## SET EXERCISE
Transcribe the whole listing below without changing a word, but leave out every image.

[BEGIN SUPPLIED MATERIAL]

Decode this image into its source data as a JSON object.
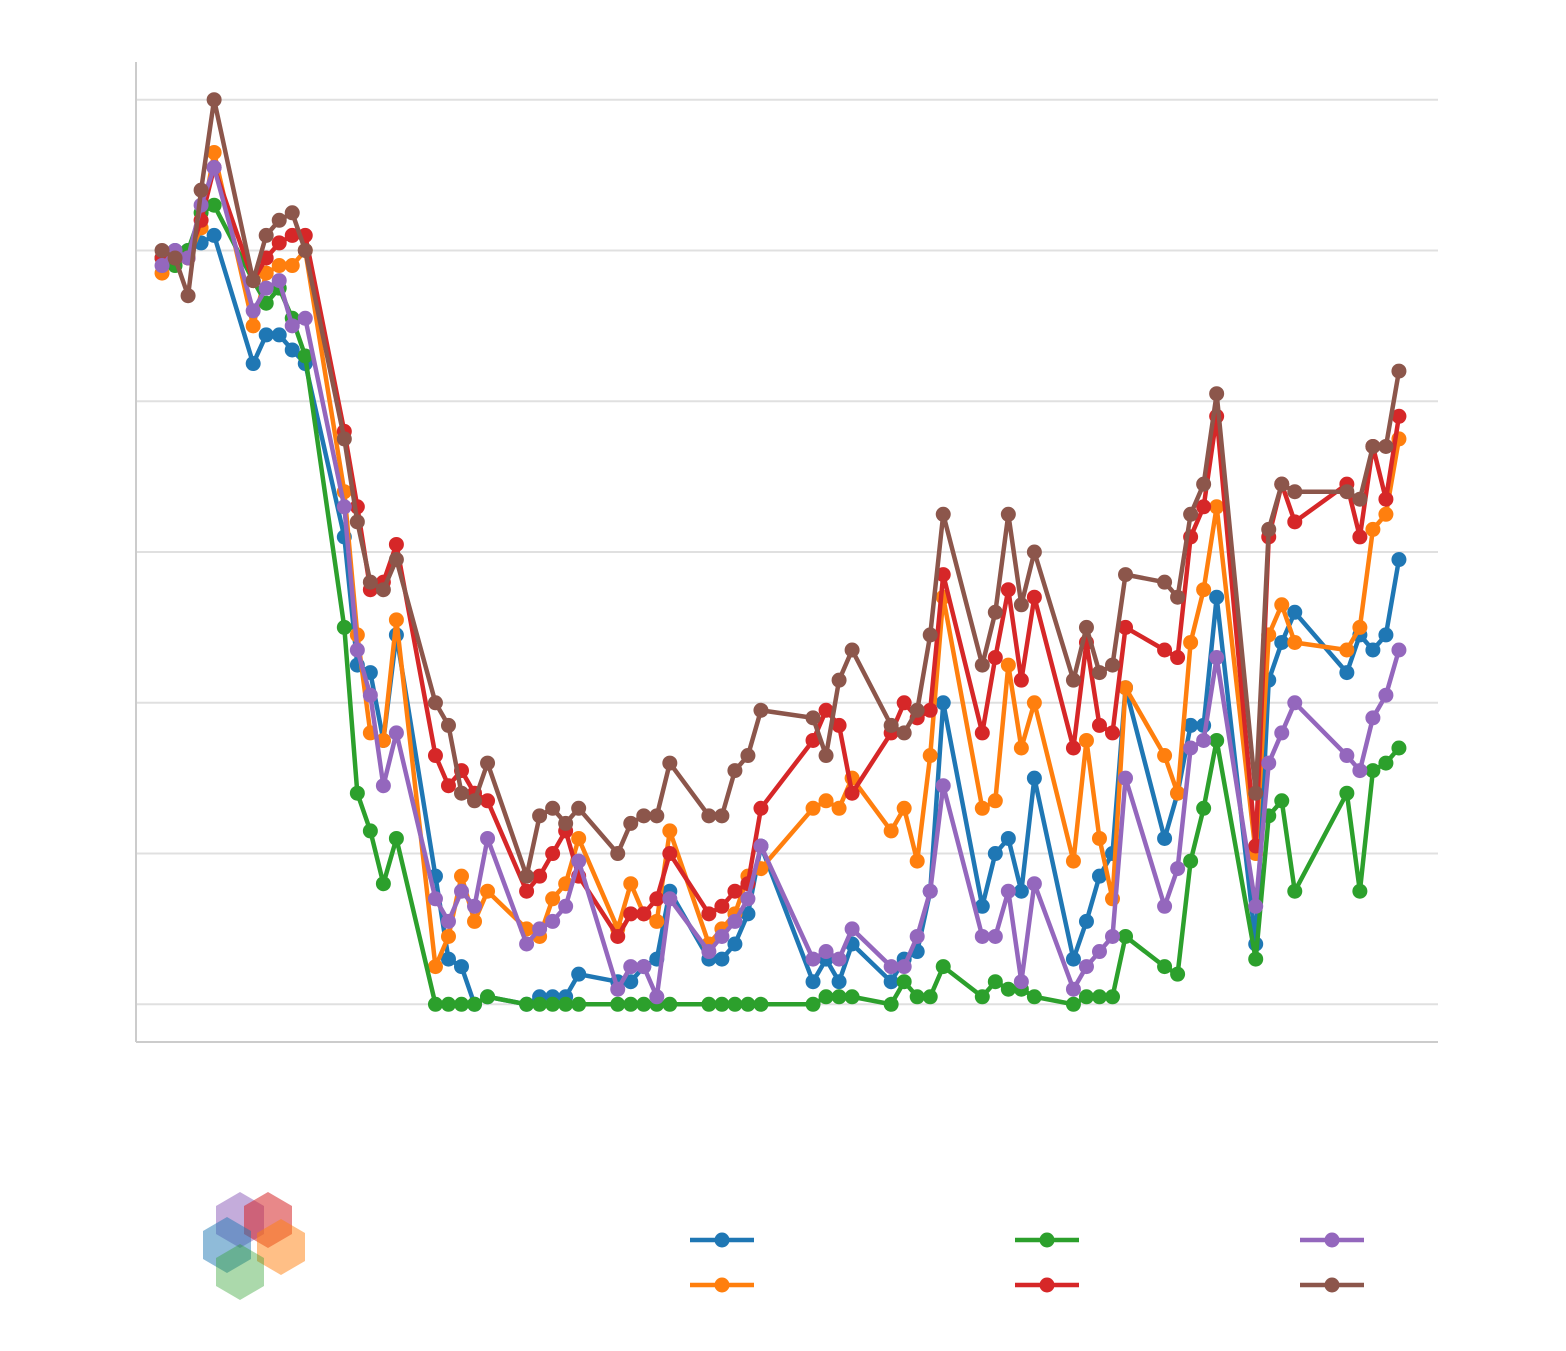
{
  "chart_data": {
    "type": "line",
    "x": [
      0,
      1,
      2,
      3,
      4,
      7,
      8,
      9,
      10,
      11,
      14,
      15,
      16,
      17,
      18,
      21,
      22,
      23,
      24,
      25,
      28,
      29,
      30,
      31,
      32,
      35,
      36,
      37,
      38,
      39,
      42,
      43,
      44,
      45,
      46,
      50,
      51,
      52,
      53,
      56,
      57,
      58,
      59,
      60,
      63,
      64,
      65,
      66,
      67,
      70,
      71,
      72,
      73,
      74,
      77,
      78,
      79,
      80,
      81,
      84,
      85,
      86,
      87,
      91,
      92,
      93,
      94,
      95
    ],
    "xlim": [
      -2,
      98
    ],
    "ylim": [
      -0.25,
      6.25
    ],
    "yticks": [
      0,
      1,
      2,
      3,
      4,
      5,
      6
    ],
    "grid": true,
    "legend": "bottom",
    "series": [
      {
        "color": "#1f77b4",
        "values": [
          4.95,
          5.0,
          5.0,
          5.05,
          5.1,
          4.25,
          4.44,
          4.44,
          4.34,
          4.25,
          3.1,
          2.25,
          2.2,
          1.75,
          2.45,
          0.85,
          0.3,
          0.25,
          0,
          0.05,
          0,
          0.05,
          0.05,
          0.05,
          0.2,
          0.15,
          0.15,
          0.25,
          0.3,
          0.75,
          0.3,
          0.3,
          0.4,
          0.6,
          1.05,
          0.15,
          0.3,
          0.15,
          0.4,
          0.15,
          0.3,
          0.35,
          0.75,
          2.0,
          0.65,
          1.0,
          1.1,
          0.75,
          1.5,
          0.3,
          0.55,
          0.85,
          1.0,
          2.1,
          1.1,
          1.4,
          1.85,
          1.85,
          2.7,
          0.4,
          2.15,
          2.4,
          2.6,
          2.2,
          2.45,
          2.35,
          2.45,
          2.95
        ]
      },
      {
        "color": "#ff7f0e",
        "values": [
          4.85,
          4.95,
          4.95,
          5.15,
          5.65,
          4.5,
          4.85,
          4.9,
          4.9,
          5.0,
          3.4,
          2.45,
          1.8,
          1.75,
          2.55,
          0.25,
          0.45,
          0.85,
          0.55,
          0.75,
          0.5,
          0.45,
          0.7,
          0.8,
          1.1,
          0.5,
          0.8,
          0.6,
          0.55,
          1.15,
          0.4,
          0.5,
          0.6,
          0.85,
          0.9,
          1.3,
          1.35,
          1.3,
          1.5,
          1.15,
          1.3,
          0.95,
          1.65,
          2.7,
          1.3,
          1.35,
          2.25,
          1.7,
          2.0,
          0.95,
          1.75,
          1.1,
          0.7,
          2.1,
          1.65,
          1.4,
          2.4,
          2.75,
          3.3,
          1.0,
          2.45,
          2.65,
          2.4,
          2.35,
          2.5,
          3.15,
          3.25,
          3.75
        ]
      },
      {
        "color": "#2ca02c",
        "values": [
          4.95,
          4.9,
          5.0,
          5.25,
          5.3,
          4.8,
          4.65,
          4.75,
          4.55,
          4.3,
          2.5,
          1.4,
          1.15,
          0.8,
          1.1,
          0,
          0,
          0,
          0,
          0.05,
          0,
          0,
          0,
          0,
          0,
          0,
          0,
          0,
          0,
          0,
          0,
          0,
          0,
          0,
          0,
          0,
          0.05,
          0.05,
          0.05,
          0,
          0.15,
          0.05,
          0.05,
          0.25,
          0.05,
          0.15,
          0.1,
          0.1,
          0.05,
          0,
          0.05,
          0.05,
          0.05,
          0.45,
          0.25,
          0.2,
          0.95,
          1.3,
          1.75,
          0.3,
          1.25,
          1.35,
          0.75,
          1.4,
          0.75,
          1.55,
          1.6,
          1.7
        ]
      },
      {
        "color": "#d62728",
        "values": [
          4.95,
          4.95,
          4.95,
          5.2,
          5.55,
          4.8,
          4.95,
          5.05,
          5.1,
          5.1,
          3.8,
          3.3,
          2.75,
          2.8,
          3.05,
          1.65,
          1.45,
          1.55,
          1.4,
          1.35,
          0.75,
          0.85,
          1.0,
          1.15,
          0.85,
          0.45,
          0.6,
          0.6,
          0.7,
          1.0,
          0.6,
          0.65,
          0.75,
          0.8,
          1.3,
          1.75,
          1.95,
          1.85,
          1.4,
          1.8,
          2.0,
          1.9,
          1.95,
          2.85,
          1.8,
          2.3,
          2.75,
          2.15,
          2.7,
          1.7,
          2.4,
          1.85,
          1.8,
          2.5,
          2.35,
          2.3,
          3.1,
          3.3,
          3.9,
          1.05,
          3.1,
          3.45,
          3.2,
          3.45,
          3.1,
          3.7,
          3.35,
          3.9
        ]
      },
      {
        "color": "#9467bd",
        "values": [
          4.9,
          5.0,
          4.95,
          5.3,
          5.55,
          4.6,
          4.75,
          4.8,
          4.5,
          4.55,
          3.3,
          2.35,
          2.05,
          1.45,
          1.8,
          0.7,
          0.55,
          0.75,
          0.65,
          1.1,
          0.4,
          0.5,
          0.55,
          0.65,
          0.95,
          0.1,
          0.25,
          0.25,
          0.05,
          0.7,
          0.35,
          0.45,
          0.55,
          0.7,
          1.05,
          0.3,
          0.35,
          0.3,
          0.5,
          0.25,
          0.25,
          0.45,
          0.75,
          1.45,
          0.45,
          0.45,
          0.75,
          0.15,
          0.8,
          0.1,
          0.25,
          0.35,
          0.45,
          1.5,
          0.65,
          0.9,
          1.7,
          1.75,
          2.3,
          0.65,
          1.6,
          1.8,
          2.0,
          1.65,
          1.55,
          1.9,
          2.05,
          2.35
        ]
      },
      {
        "color": "#8c564b",
        "values": [
          5.0,
          4.95,
          4.7,
          5.4,
          6.0,
          4.8,
          5.1,
          5.2,
          5.25,
          5.0,
          3.75,
          3.2,
          2.8,
          2.75,
          2.95,
          2.0,
          1.85,
          1.4,
          1.35,
          1.6,
          0.85,
          1.25,
          1.3,
          1.2,
          1.3,
          1.0,
          1.2,
          1.25,
          1.25,
          1.6,
          1.25,
          1.25,
          1.55,
          1.65,
          1.95,
          1.9,
          1.65,
          2.15,
          2.35,
          1.85,
          1.8,
          1.95,
          2.45,
          3.25,
          2.25,
          2.6,
          3.25,
          2.65,
          3.0,
          2.15,
          2.5,
          2.2,
          2.25,
          2.85,
          2.8,
          2.7,
          3.25,
          3.45,
          4.05,
          1.4,
          3.15,
          3.45,
          3.4,
          3.4,
          3.35,
          3.7,
          3.7,
          4.2
        ]
      }
    ]
  }
}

[END SUPPLIED MATERIAL]

## WRITTEN SOLUTION
Decode this image into its source data as a JSON object.
{
  "chart_data": {
    "type": "line",
    "x": [
      0,
      1,
      2,
      3,
      4,
      7,
      8,
      9,
      10,
      11,
      14,
      15,
      16,
      17,
      18,
      21,
      22,
      23,
      24,
      25,
      28,
      29,
      30,
      31,
      32,
      35,
      36,
      37,
      38,
      39,
      42,
      43,
      44,
      45,
      46,
      50,
      51,
      52,
      53,
      56,
      57,
      58,
      59,
      60,
      63,
      64,
      65,
      66,
      67,
      70,
      71,
      72,
      73,
      74,
      77,
      78,
      79,
      80,
      81,
      84,
      85,
      86,
      87,
      91,
      92,
      93,
      94,
      95
    ],
    "xlim": [
      -2,
      98
    ],
    "ylim": [
      -0.25,
      6.25
    ],
    "yticks": [
      0,
      1,
      2,
      3,
      4,
      5,
      6
    ],
    "grid": true,
    "legend": "bottom",
    "series": [
      {
        "color": "#1f77b4",
        "values": [
          4.95,
          5.0,
          5.0,
          5.05,
          5.1,
          4.25,
          4.44,
          4.44,
          4.34,
          4.25,
          3.1,
          2.25,
          2.2,
          1.75,
          2.45,
          0.85,
          0.3,
          0.25,
          0,
          0.05,
          0,
          0.05,
          0.05,
          0.05,
          0.2,
          0.15,
          0.15,
          0.25,
          0.3,
          0.75,
          0.3,
          0.3,
          0.4,
          0.6,
          1.05,
          0.15,
          0.3,
          0.15,
          0.4,
          0.15,
          0.3,
          0.35,
          0.75,
          2.0,
          0.65,
          1.0,
          1.1,
          0.75,
          1.5,
          0.3,
          0.55,
          0.85,
          1.0,
          2.1,
          1.1,
          1.4,
          1.85,
          1.85,
          2.7,
          0.4,
          2.15,
          2.4,
          2.6,
          2.2,
          2.45,
          2.35,
          2.45,
          2.95
        ]
      },
      {
        "color": "#ff7f0e",
        "values": [
          4.85,
          4.95,
          4.95,
          5.15,
          5.65,
          4.5,
          4.85,
          4.9,
          4.9,
          5.0,
          3.4,
          2.45,
          1.8,
          1.75,
          2.55,
          0.25,
          0.45,
          0.85,
          0.55,
          0.75,
          0.5,
          0.45,
          0.7,
          0.8,
          1.1,
          0.5,
          0.8,
          0.6,
          0.55,
          1.15,
          0.4,
          0.5,
          0.6,
          0.85,
          0.9,
          1.3,
          1.35,
          1.3,
          1.5,
          1.15,
          1.3,
          0.95,
          1.65,
          2.7,
          1.3,
          1.35,
          2.25,
          1.7,
          2.0,
          0.95,
          1.75,
          1.1,
          0.7,
          2.1,
          1.65,
          1.4,
          2.4,
          2.75,
          3.3,
          1.0,
          2.45,
          2.65,
          2.4,
          2.35,
          2.5,
          3.15,
          3.25,
          3.75
        ]
      },
      {
        "color": "#2ca02c",
        "values": [
          4.95,
          4.9,
          5.0,
          5.25,
          5.3,
          4.8,
          4.65,
          4.75,
          4.55,
          4.3,
          2.5,
          1.4,
          1.15,
          0.8,
          1.1,
          0,
          0,
          0,
          0,
          0.05,
          0,
          0,
          0,
          0,
          0,
          0,
          0,
          0,
          0,
          0,
          0,
          0,
          0,
          0,
          0,
          0,
          0.05,
          0.05,
          0.05,
          0,
          0.15,
          0.05,
          0.05,
          0.25,
          0.05,
          0.15,
          0.1,
          0.1,
          0.05,
          0,
          0.05,
          0.05,
          0.05,
          0.45,
          0.25,
          0.2,
          0.95,
          1.3,
          1.75,
          0.3,
          1.25,
          1.35,
          0.75,
          1.4,
          0.75,
          1.55,
          1.6,
          1.7
        ]
      },
      {
        "color": "#d62728",
        "values": [
          4.95,
          4.95,
          4.95,
          5.2,
          5.55,
          4.8,
          4.95,
          5.05,
          5.1,
          5.1,
          3.8,
          3.3,
          2.75,
          2.8,
          3.05,
          1.65,
          1.45,
          1.55,
          1.4,
          1.35,
          0.75,
          0.85,
          1.0,
          1.15,
          0.85,
          0.45,
          0.6,
          0.6,
          0.7,
          1.0,
          0.6,
          0.65,
          0.75,
          0.8,
          1.3,
          1.75,
          1.95,
          1.85,
          1.4,
          1.8,
          2.0,
          1.9,
          1.95,
          2.85,
          1.8,
          2.3,
          2.75,
          2.15,
          2.7,
          1.7,
          2.4,
          1.85,
          1.8,
          2.5,
          2.35,
          2.3,
          3.1,
          3.3,
          3.9,
          1.05,
          3.1,
          3.45,
          3.2,
          3.45,
          3.1,
          3.7,
          3.35,
          3.9
        ]
      },
      {
        "color": "#9467bd",
        "values": [
          4.9,
          5.0,
          4.95,
          5.3,
          5.55,
          4.6,
          4.75,
          4.8,
          4.5,
          4.55,
          3.3,
          2.35,
          2.05,
          1.45,
          1.8,
          0.7,
          0.55,
          0.75,
          0.65,
          1.1,
          0.4,
          0.5,
          0.55,
          0.65,
          0.95,
          0.1,
          0.25,
          0.25,
          0.05,
          0.7,
          0.35,
          0.45,
          0.55,
          0.7,
          1.05,
          0.3,
          0.35,
          0.3,
          0.5,
          0.25,
          0.25,
          0.45,
          0.75,
          1.45,
          0.45,
          0.45,
          0.75,
          0.15,
          0.8,
          0.1,
          0.25,
          0.35,
          0.45,
          1.5,
          0.65,
          0.9,
          1.7,
          1.75,
          2.3,
          0.65,
          1.6,
          1.8,
          2.0,
          1.65,
          1.55,
          1.9,
          2.05,
          2.35
        ]
      },
      {
        "color": "#8c564b",
        "values": [
          5.0,
          4.95,
          4.7,
          5.4,
          6.0,
          4.8,
          5.1,
          5.2,
          5.25,
          5.0,
          3.75,
          3.2,
          2.8,
          2.75,
          2.95,
          2.0,
          1.85,
          1.4,
          1.35,
          1.6,
          0.85,
          1.25,
          1.3,
          1.2,
          1.3,
          1.0,
          1.2,
          1.25,
          1.25,
          1.6,
          1.25,
          1.25,
          1.55,
          1.65,
          1.95,
          1.9,
          1.65,
          2.15,
          2.35,
          1.85,
          1.8,
          1.95,
          2.45,
          3.25,
          2.25,
          2.6,
          3.25,
          2.65,
          3.0,
          2.15,
          2.5,
          2.2,
          2.25,
          2.85,
          2.8,
          2.7,
          3.25,
          3.45,
          4.05,
          1.4,
          3.15,
          3.45,
          3.4,
          3.4,
          3.35,
          3.7,
          3.7,
          4.2
        ]
      }
    ]
  }
}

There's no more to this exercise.